Stored items from a collection
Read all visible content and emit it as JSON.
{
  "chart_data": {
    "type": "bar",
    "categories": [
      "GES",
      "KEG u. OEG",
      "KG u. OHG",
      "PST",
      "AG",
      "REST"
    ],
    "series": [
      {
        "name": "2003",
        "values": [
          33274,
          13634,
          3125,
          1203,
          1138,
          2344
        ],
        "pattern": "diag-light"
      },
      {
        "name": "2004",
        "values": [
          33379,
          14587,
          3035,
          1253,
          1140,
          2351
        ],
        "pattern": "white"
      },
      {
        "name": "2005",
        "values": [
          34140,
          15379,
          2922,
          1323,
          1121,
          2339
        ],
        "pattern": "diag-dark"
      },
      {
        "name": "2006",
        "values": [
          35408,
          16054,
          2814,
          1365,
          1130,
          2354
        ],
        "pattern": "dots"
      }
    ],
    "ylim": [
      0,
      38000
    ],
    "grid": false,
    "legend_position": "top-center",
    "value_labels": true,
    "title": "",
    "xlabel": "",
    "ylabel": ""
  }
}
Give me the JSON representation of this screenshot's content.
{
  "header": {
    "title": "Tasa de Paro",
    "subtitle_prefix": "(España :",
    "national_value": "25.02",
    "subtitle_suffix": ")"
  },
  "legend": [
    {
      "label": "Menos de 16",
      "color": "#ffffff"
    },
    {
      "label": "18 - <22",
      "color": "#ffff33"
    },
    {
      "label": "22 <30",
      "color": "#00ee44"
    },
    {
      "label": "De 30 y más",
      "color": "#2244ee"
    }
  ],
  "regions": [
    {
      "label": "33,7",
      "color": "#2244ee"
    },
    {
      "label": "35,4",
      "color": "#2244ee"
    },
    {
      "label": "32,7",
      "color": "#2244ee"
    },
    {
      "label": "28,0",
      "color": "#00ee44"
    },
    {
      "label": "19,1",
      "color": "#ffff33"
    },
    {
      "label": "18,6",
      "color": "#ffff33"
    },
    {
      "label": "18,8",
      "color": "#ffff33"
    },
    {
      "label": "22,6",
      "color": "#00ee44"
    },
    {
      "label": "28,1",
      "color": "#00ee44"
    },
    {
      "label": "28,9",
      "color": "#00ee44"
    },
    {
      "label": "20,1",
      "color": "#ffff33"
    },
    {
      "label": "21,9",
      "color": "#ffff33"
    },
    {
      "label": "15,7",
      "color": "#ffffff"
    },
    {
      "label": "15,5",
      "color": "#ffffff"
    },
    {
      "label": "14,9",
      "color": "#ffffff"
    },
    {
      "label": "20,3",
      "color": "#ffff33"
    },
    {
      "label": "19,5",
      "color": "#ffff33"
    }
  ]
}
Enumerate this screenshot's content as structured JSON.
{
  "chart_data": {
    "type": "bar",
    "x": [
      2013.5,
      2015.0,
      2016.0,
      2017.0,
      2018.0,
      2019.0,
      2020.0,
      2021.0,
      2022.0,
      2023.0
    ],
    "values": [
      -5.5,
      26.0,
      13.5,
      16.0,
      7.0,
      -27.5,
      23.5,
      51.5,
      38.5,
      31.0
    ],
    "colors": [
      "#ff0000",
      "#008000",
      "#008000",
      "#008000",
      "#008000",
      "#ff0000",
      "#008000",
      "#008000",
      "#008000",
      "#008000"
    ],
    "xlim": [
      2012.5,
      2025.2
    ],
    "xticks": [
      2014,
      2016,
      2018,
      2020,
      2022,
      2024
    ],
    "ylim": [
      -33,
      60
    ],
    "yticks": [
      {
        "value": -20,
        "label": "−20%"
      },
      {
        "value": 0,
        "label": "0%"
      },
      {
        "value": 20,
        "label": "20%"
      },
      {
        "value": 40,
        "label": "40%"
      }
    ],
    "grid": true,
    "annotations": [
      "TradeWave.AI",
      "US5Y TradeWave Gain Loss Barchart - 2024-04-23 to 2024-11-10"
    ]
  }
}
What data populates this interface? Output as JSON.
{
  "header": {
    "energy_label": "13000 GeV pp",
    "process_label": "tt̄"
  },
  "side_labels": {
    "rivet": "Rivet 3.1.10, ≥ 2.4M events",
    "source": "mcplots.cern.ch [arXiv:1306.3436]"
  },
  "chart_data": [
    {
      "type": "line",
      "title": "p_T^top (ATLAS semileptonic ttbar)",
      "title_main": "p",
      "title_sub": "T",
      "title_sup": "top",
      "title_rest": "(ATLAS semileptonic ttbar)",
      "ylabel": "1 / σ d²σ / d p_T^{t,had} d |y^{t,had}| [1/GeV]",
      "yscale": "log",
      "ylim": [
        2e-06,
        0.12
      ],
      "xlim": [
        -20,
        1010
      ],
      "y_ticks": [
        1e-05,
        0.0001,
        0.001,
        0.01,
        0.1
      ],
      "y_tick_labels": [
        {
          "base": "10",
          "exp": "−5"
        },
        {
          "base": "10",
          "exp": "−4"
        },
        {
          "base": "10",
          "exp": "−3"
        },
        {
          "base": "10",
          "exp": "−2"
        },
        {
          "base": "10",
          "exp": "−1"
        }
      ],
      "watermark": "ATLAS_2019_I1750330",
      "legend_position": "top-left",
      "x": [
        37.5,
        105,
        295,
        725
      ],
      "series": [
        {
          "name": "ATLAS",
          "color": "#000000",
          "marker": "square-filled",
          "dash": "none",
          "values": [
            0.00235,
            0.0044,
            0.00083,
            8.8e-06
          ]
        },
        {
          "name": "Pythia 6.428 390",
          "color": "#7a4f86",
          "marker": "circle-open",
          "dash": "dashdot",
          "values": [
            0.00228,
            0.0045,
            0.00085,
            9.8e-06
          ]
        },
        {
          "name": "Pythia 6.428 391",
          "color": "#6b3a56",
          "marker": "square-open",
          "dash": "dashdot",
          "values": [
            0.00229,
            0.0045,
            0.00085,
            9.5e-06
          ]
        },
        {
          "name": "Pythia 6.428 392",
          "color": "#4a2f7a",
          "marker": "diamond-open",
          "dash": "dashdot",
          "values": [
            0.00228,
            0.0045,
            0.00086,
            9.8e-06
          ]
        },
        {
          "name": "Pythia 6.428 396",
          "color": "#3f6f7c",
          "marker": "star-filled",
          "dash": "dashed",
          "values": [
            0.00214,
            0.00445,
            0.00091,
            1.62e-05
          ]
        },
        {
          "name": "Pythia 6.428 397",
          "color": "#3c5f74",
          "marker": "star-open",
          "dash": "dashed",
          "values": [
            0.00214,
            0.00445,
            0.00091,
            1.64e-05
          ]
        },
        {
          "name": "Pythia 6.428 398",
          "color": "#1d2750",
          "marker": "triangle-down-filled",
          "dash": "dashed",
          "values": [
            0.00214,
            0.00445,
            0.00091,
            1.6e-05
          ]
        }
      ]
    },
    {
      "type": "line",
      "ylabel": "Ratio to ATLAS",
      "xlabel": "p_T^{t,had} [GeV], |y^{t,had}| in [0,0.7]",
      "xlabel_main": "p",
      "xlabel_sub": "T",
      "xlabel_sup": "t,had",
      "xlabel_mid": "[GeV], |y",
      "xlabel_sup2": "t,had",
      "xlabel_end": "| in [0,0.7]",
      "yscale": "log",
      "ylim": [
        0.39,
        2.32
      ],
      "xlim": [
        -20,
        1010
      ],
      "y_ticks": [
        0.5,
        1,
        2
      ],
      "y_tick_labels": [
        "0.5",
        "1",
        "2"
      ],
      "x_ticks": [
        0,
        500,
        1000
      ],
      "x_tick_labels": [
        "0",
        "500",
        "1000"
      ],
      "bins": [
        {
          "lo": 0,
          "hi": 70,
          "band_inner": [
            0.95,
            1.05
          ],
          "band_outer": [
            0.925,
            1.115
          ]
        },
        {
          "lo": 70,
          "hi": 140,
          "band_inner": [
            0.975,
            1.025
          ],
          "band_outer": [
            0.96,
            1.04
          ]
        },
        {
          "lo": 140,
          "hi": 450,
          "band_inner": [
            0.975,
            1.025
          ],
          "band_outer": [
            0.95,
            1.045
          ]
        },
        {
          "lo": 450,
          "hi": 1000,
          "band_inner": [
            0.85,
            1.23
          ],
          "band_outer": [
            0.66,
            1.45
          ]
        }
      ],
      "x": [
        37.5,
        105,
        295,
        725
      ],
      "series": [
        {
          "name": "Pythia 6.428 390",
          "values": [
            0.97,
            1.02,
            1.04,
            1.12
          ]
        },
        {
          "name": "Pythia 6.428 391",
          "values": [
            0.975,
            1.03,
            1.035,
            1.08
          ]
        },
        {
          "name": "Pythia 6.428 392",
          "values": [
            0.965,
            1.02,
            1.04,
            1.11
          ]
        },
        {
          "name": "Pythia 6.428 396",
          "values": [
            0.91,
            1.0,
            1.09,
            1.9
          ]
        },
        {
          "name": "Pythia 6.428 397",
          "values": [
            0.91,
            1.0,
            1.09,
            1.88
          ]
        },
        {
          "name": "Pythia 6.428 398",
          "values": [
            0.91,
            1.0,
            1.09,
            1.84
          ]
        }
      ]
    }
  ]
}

→ **OBJECTIVE**: From the records above, pick out and copy each line holding the word "open".

→ **EXERCISE RESPONSE**:
          "marker": "circle-open",
          "marker": "square-open",
          "marker": "diamond-open",
          "marker": "star-open",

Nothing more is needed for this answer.